▶ TASK DETAILS
Return the following lines and nothing else: the one holding "Parse this screenshot: output" and all those after it in the records below, unchanged, minus any pictures.

····················

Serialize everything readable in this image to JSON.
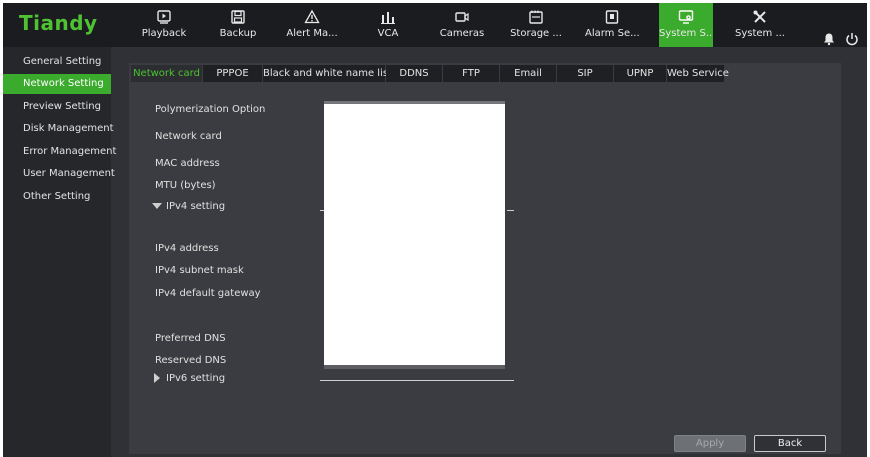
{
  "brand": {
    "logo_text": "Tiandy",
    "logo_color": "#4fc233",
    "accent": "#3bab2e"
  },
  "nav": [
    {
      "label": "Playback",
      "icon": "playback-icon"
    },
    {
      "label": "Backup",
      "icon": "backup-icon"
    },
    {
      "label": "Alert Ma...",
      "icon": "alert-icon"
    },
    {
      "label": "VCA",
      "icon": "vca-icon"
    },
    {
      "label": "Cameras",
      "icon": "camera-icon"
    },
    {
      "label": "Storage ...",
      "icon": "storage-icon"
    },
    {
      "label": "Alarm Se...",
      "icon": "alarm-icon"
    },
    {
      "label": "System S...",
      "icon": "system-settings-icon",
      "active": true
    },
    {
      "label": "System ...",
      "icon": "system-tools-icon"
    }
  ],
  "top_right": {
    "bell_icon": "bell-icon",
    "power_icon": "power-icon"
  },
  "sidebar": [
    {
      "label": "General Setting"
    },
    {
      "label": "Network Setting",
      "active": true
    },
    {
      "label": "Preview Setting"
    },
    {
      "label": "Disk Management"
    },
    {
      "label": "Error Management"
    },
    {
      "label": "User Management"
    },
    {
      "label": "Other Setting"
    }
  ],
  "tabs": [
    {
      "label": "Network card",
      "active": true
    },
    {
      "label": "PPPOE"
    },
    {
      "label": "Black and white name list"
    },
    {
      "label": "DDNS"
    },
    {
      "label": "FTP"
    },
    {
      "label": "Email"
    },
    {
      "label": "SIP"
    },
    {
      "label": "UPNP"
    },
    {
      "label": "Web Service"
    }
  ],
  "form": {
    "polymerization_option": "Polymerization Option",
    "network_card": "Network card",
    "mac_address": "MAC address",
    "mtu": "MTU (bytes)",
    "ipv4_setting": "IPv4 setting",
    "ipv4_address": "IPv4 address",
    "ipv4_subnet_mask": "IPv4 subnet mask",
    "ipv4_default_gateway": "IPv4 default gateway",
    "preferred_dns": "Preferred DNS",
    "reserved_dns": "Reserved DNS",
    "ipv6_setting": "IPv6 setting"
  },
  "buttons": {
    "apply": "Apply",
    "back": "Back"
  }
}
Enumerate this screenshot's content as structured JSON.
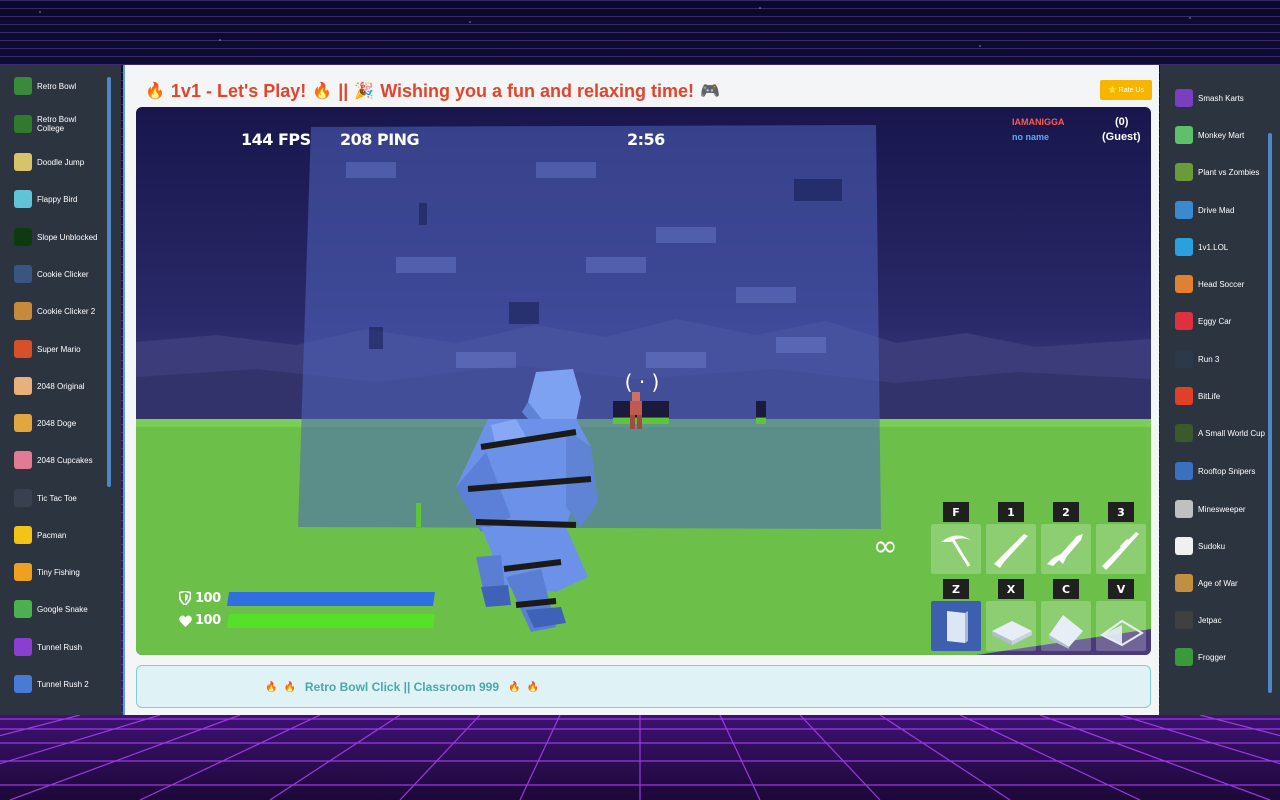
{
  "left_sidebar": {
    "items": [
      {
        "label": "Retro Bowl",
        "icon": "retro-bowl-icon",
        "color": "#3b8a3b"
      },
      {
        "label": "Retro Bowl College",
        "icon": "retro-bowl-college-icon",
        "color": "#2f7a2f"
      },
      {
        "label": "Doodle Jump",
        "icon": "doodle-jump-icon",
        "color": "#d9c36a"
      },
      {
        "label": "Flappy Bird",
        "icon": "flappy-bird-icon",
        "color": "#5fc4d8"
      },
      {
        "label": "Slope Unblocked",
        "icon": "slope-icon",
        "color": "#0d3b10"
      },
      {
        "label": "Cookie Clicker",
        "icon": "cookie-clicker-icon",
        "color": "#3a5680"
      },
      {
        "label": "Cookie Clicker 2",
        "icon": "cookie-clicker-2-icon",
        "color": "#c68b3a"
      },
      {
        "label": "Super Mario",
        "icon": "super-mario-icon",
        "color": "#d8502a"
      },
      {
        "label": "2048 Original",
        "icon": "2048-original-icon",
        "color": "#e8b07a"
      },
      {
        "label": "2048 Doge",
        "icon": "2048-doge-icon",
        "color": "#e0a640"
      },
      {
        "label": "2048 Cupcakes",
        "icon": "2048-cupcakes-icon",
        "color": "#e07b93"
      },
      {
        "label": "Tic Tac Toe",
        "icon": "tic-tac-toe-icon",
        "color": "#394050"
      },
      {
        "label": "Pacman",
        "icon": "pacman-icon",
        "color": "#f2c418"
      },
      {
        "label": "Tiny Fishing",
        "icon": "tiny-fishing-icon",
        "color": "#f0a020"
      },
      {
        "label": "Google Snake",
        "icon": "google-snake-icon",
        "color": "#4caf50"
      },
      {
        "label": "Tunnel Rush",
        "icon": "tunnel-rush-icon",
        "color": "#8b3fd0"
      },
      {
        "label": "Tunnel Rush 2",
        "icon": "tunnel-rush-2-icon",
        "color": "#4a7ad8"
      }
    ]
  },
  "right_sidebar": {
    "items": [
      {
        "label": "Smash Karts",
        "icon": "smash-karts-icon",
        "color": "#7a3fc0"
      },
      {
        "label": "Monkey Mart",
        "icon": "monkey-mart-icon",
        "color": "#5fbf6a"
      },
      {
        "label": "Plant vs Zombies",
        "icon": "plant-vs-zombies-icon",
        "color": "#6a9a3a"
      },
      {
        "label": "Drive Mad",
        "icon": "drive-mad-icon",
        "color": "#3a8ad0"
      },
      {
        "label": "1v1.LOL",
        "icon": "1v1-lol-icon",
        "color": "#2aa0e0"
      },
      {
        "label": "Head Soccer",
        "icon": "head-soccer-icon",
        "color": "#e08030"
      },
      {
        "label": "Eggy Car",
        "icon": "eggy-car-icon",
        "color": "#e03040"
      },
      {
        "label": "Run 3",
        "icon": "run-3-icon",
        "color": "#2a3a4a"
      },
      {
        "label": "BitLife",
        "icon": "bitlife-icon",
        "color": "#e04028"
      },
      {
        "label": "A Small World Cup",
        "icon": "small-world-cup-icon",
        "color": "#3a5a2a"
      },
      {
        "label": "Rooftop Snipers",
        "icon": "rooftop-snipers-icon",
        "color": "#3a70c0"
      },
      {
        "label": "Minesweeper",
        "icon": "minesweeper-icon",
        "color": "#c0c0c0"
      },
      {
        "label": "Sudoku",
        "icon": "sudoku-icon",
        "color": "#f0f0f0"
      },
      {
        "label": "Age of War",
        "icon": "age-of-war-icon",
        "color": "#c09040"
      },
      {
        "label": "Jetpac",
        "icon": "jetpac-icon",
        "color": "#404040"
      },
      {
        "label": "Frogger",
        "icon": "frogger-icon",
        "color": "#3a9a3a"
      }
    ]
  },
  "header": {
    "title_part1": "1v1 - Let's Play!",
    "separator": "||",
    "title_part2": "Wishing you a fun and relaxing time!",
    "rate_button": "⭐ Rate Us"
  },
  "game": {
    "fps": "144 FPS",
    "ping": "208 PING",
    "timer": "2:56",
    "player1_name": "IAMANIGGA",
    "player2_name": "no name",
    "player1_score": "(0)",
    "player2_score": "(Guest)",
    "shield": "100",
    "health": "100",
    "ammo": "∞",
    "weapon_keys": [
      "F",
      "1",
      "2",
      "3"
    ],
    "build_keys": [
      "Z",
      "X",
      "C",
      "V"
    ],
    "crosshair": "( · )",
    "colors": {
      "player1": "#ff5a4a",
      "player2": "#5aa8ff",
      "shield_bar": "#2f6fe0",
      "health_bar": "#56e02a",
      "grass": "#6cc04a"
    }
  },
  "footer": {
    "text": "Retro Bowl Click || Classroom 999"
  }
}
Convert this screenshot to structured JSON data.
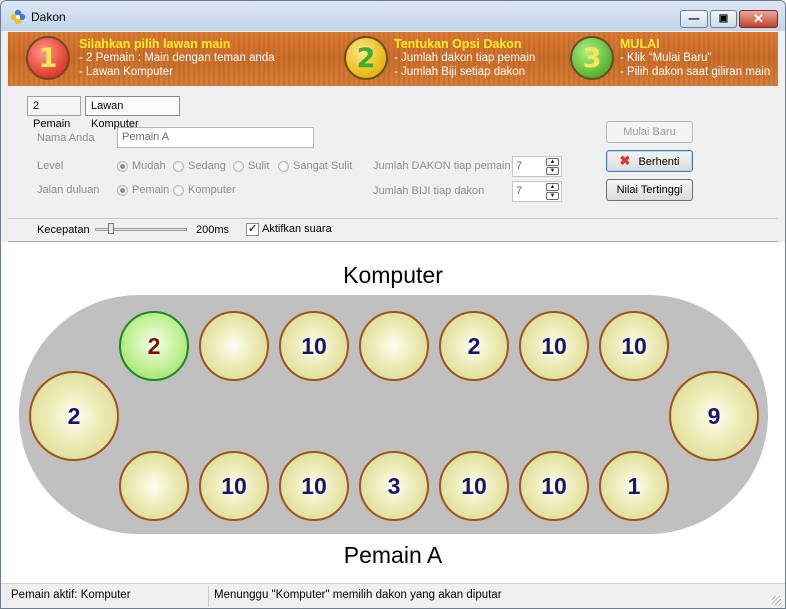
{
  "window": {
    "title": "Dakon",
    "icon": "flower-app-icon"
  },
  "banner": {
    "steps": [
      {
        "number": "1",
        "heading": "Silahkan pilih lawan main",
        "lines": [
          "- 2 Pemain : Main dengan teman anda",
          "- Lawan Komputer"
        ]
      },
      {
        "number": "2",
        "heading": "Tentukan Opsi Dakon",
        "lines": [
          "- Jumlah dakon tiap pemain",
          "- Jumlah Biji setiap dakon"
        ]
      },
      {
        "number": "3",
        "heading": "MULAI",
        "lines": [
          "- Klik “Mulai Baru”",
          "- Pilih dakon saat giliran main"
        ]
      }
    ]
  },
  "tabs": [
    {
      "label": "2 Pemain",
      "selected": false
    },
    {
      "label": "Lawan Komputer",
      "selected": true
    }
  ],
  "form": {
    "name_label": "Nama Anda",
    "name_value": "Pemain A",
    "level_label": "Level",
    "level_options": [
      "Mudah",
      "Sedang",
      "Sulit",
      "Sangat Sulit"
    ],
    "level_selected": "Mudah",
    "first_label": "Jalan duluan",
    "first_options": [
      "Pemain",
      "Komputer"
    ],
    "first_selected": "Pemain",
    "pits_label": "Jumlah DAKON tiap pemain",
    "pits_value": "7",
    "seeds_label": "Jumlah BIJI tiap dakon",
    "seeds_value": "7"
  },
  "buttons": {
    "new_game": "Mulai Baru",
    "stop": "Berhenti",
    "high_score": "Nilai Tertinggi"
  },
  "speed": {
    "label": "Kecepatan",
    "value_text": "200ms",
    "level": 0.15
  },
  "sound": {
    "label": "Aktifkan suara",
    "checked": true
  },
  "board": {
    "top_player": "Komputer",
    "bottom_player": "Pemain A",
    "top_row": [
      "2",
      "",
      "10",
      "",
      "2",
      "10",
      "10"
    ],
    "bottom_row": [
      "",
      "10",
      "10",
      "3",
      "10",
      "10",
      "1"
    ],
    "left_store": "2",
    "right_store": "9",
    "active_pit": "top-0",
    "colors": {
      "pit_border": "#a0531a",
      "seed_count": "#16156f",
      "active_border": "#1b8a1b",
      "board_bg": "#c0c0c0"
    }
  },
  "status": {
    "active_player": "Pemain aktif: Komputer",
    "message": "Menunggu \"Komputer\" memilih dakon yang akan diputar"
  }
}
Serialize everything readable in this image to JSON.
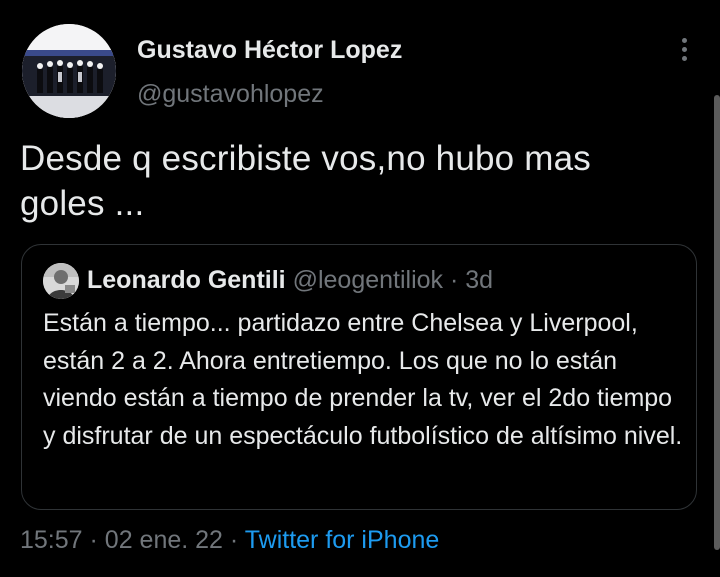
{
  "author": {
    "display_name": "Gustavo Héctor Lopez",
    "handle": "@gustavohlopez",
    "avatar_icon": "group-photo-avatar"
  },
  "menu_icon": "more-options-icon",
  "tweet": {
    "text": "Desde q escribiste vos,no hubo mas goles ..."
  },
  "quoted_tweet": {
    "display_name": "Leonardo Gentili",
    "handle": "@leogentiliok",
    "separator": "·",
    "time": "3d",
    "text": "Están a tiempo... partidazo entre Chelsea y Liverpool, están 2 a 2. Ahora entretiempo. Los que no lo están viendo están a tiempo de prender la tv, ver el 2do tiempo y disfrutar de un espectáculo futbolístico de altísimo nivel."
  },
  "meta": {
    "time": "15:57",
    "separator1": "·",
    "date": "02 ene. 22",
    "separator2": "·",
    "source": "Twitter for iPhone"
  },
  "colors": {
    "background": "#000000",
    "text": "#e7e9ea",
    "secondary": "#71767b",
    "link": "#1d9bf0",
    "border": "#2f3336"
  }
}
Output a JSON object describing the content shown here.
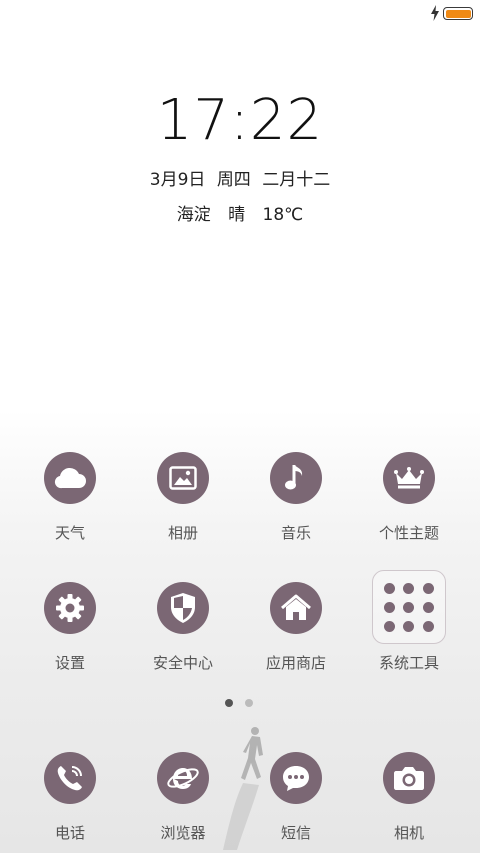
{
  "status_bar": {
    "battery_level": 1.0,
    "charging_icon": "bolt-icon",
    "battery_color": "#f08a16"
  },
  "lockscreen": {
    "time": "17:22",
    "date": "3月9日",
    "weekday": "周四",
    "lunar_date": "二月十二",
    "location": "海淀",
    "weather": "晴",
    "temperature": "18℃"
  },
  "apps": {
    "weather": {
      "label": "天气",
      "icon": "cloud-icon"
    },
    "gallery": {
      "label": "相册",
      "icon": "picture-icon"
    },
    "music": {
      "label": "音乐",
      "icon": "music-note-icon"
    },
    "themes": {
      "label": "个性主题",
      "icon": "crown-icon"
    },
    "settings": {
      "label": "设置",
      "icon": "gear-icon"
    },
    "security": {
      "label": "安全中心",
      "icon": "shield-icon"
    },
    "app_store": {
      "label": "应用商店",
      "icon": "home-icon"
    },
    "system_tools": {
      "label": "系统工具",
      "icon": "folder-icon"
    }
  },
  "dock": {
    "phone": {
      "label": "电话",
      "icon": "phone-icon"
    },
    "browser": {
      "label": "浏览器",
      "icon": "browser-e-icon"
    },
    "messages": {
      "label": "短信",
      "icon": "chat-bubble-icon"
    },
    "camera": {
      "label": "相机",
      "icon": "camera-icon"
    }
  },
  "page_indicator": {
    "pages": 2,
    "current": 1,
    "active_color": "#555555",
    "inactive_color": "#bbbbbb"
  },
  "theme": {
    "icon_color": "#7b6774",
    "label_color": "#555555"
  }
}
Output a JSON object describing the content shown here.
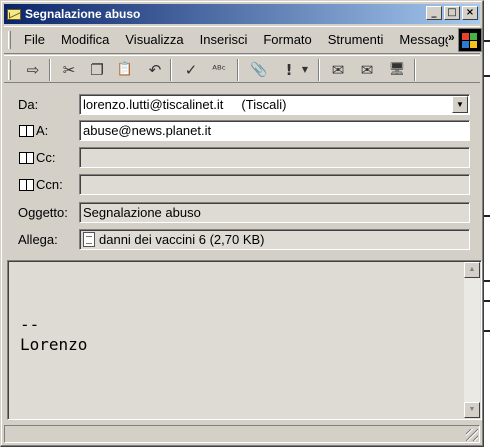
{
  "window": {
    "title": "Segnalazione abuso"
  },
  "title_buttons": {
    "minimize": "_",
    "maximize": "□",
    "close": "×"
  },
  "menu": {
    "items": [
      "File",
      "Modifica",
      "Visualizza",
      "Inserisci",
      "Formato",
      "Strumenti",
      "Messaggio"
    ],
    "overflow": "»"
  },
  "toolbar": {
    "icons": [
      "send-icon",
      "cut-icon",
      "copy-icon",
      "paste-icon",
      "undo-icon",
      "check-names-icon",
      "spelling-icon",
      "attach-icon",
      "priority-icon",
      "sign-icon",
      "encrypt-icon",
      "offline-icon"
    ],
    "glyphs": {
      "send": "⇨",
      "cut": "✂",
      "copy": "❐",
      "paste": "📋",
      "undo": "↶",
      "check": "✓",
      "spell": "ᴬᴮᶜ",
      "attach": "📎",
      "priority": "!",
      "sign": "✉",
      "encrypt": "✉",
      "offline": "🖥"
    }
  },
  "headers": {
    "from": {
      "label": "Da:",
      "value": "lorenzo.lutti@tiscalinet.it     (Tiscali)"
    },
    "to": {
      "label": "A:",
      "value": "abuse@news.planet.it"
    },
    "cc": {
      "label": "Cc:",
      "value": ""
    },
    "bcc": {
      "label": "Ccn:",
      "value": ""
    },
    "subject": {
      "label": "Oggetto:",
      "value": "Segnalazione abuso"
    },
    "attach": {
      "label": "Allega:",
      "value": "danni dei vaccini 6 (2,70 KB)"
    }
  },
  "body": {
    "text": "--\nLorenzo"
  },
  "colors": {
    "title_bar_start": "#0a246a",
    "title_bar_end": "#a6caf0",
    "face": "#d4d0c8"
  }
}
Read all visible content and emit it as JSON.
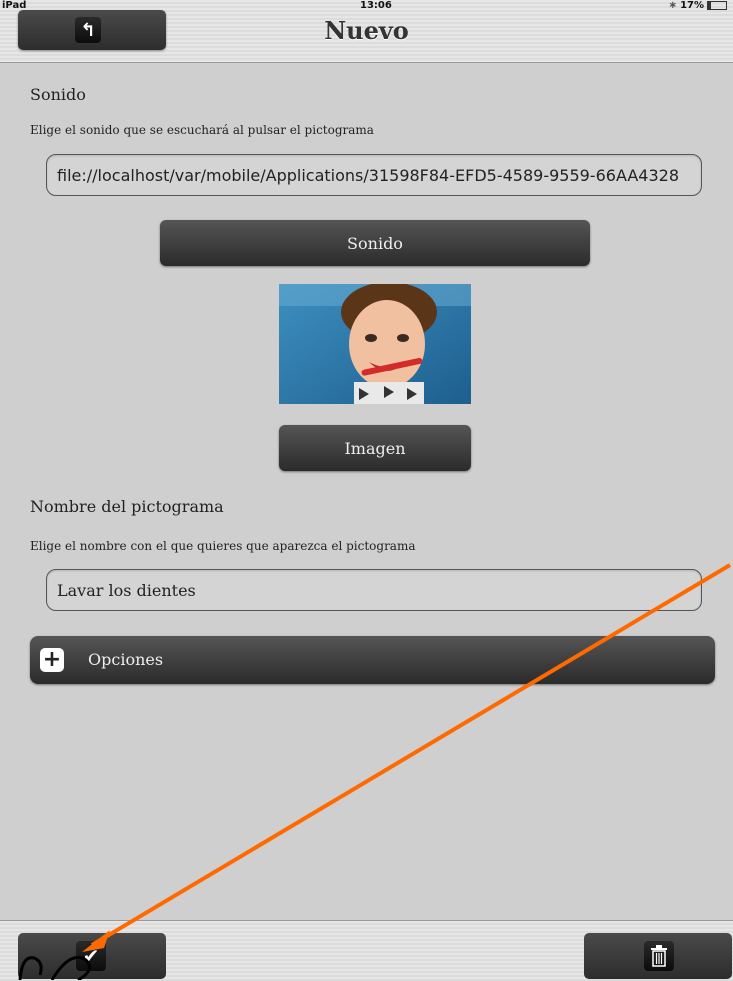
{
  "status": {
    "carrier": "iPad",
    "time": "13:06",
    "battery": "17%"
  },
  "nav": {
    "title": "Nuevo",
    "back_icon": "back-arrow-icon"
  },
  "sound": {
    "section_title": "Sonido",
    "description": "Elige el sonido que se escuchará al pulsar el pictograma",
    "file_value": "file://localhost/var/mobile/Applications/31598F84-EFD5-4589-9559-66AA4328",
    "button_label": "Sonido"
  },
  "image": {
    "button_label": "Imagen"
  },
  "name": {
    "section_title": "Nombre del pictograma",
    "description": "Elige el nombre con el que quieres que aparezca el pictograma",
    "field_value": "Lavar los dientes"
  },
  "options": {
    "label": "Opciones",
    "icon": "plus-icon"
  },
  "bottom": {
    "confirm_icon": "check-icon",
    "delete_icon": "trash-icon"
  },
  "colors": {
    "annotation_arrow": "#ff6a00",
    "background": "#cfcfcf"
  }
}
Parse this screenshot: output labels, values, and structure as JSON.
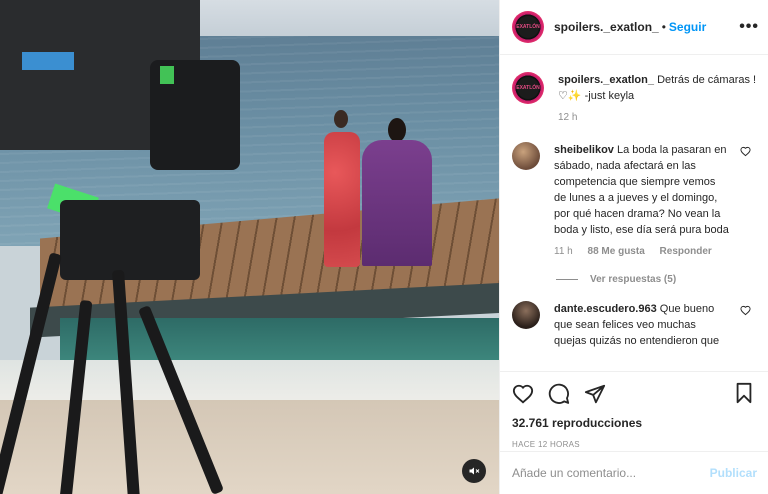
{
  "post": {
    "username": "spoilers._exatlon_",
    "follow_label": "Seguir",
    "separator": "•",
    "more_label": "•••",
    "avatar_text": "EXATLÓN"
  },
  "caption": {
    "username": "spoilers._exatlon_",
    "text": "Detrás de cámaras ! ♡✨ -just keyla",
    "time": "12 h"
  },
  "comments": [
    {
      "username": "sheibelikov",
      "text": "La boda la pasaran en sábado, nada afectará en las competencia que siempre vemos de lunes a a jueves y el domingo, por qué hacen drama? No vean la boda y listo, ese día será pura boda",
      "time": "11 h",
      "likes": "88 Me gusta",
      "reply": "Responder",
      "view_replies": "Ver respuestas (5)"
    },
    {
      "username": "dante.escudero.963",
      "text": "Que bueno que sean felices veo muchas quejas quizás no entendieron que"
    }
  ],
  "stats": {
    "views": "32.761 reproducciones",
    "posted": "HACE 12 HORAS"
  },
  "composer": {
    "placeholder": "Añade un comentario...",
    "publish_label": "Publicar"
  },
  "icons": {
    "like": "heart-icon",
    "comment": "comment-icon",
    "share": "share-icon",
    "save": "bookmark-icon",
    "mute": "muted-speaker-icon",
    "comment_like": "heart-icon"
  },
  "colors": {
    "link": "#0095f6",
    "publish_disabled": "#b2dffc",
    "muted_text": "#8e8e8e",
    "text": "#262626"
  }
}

····················

▶ RESPONSE TO THE TASK
Parse this screenshot: output labels, values, and structure as JSON.
{
  "post": {
    "username": "spoilers._exatlon_",
    "follow_label": "Seguir",
    "separator": "•",
    "more_label": "•••",
    "avatar_text": "EXATLÓN"
  },
  "caption": {
    "username": "spoilers._exatlon_",
    "text": "Detrás de cámaras ! ♡✨ -just keyla",
    "time": "12 h"
  },
  "comments": [
    {
      "username": "sheibelikov",
      "text": "La boda la pasaran en sábado, nada afectará en las competencia que siempre vemos de lunes a a jueves y el domingo, por qué hacen drama? No vean la boda y listo, ese día será pura boda",
      "time": "11 h",
      "likes": "88 Me gusta",
      "reply": "Responder",
      "view_replies": "Ver respuestas (5)"
    },
    {
      "username": "dante.escudero.963",
      "text": "Que bueno que sean felices veo muchas quejas quizás no entendieron que"
    }
  ],
  "stats": {
    "views": "32.761 reproducciones",
    "posted": "HACE 12 HORAS"
  },
  "composer": {
    "placeholder": "Añade un comentario...",
    "publish_label": "Publicar"
  },
  "icons": {
    "like": "heart-icon",
    "comment": "comment-icon",
    "share": "share-icon",
    "save": "bookmark-icon",
    "mute": "muted-speaker-icon",
    "comment_like": "heart-icon"
  },
  "colors": {
    "link": "#0095f6",
    "publish_disabled": "#b2dffc",
    "muted_text": "#8e8e8e",
    "text": "#262626"
  }
}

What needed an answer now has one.